─── RECORDS FOR THIS TASK
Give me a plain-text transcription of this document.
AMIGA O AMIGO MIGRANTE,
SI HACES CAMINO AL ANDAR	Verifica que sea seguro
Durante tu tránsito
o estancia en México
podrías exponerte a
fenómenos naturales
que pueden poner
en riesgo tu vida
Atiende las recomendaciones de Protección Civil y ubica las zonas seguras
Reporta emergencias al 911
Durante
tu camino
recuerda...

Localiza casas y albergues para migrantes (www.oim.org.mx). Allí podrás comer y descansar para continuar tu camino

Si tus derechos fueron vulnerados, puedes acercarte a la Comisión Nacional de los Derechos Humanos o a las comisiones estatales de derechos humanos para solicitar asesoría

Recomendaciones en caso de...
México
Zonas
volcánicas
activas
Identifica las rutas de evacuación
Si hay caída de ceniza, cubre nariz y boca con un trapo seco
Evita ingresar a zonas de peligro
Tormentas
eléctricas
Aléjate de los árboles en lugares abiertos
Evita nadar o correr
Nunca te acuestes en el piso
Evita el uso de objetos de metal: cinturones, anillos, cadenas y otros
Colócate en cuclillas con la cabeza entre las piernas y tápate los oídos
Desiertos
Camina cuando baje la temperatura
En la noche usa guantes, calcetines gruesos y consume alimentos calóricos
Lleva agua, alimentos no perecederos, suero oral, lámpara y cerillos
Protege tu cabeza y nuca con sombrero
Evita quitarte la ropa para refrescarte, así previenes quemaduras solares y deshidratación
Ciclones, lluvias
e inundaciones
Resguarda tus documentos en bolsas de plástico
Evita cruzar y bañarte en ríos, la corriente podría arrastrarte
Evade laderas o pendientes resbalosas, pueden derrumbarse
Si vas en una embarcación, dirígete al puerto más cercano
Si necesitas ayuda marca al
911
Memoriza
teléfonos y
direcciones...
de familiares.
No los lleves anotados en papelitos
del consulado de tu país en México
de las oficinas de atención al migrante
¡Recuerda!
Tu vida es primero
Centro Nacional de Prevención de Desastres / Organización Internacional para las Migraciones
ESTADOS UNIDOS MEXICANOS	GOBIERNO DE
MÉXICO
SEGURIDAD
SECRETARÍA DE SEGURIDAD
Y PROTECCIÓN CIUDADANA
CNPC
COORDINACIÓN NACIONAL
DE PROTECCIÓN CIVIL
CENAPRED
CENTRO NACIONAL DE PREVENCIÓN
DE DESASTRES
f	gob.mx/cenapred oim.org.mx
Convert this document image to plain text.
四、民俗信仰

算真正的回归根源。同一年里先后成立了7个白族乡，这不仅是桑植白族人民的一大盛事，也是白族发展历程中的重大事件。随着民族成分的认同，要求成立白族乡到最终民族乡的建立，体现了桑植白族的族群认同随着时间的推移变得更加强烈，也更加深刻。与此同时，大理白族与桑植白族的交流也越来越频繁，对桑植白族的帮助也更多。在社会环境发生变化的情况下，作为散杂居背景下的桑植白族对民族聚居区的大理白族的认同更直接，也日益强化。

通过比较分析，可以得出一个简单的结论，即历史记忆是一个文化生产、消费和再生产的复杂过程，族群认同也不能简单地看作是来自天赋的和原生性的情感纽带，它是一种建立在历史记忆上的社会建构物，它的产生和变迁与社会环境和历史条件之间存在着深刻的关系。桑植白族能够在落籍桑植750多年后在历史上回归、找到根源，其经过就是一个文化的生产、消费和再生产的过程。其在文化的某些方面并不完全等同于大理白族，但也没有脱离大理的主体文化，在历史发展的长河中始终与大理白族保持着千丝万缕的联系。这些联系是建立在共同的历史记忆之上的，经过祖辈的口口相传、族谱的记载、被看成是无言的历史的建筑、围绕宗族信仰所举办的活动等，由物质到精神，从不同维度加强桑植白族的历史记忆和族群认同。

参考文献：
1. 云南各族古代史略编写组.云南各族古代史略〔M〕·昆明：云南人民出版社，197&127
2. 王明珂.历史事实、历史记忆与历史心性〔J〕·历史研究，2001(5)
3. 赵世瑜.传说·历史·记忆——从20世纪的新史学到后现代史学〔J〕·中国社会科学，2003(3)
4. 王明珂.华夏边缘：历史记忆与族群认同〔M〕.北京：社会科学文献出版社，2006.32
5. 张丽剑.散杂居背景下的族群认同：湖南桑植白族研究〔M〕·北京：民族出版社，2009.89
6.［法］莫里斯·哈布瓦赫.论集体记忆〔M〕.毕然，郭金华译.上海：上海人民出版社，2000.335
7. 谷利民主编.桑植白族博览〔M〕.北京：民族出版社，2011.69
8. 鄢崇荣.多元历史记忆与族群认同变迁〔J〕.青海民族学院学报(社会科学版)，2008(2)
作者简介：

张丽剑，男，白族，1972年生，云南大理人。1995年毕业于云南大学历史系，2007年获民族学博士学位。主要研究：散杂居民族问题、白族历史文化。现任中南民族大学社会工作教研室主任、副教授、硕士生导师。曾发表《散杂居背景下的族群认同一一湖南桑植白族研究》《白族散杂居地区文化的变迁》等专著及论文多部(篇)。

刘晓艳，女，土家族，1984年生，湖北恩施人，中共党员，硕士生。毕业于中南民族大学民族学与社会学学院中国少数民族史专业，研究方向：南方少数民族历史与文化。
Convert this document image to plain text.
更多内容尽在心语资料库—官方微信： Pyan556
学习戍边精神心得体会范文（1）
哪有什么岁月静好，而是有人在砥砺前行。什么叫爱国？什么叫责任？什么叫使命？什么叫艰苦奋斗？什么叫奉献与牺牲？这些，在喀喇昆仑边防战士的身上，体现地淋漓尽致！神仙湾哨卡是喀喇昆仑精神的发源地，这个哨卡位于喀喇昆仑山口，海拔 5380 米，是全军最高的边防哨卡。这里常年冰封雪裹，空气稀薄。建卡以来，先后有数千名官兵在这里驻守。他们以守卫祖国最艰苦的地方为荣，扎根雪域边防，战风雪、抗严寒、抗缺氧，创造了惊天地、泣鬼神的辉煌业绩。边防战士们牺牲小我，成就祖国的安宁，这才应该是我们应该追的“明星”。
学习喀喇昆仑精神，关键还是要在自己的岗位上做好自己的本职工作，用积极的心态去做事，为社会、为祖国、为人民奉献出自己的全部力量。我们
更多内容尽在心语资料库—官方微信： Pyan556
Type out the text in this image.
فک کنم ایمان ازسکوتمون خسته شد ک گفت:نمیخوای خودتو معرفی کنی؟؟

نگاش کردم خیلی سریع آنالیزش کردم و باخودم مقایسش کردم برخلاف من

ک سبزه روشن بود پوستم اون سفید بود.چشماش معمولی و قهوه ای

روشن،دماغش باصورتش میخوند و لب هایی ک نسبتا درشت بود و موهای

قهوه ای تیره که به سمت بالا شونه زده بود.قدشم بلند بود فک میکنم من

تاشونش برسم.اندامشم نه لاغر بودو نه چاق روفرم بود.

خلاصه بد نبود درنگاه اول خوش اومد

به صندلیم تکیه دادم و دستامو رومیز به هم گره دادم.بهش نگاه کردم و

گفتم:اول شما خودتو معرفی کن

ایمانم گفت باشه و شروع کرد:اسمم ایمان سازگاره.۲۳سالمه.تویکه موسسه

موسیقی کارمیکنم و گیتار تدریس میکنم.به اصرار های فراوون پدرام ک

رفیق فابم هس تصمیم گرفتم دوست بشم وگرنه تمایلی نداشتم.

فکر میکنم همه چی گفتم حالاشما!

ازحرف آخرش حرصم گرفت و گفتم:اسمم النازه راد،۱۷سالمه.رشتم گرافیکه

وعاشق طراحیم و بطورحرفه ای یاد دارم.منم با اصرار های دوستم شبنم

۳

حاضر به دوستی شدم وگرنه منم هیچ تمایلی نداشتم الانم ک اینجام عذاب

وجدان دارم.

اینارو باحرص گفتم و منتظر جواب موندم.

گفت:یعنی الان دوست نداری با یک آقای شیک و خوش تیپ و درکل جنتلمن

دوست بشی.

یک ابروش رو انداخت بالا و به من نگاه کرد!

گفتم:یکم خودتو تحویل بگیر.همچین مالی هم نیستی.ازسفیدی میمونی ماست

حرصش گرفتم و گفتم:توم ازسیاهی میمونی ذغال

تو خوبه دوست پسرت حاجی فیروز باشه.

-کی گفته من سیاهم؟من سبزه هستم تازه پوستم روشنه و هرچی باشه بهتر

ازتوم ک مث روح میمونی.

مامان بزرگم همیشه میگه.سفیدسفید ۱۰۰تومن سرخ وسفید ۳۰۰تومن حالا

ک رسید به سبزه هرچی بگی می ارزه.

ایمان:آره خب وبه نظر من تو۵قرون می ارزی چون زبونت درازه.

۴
──────
AIM OF THE TASK -
Check each line of the data above for the word "SEGURIDAD" and say how many lines contain it, giving nothing besides the number.

WRITTEN RESPONSE -
2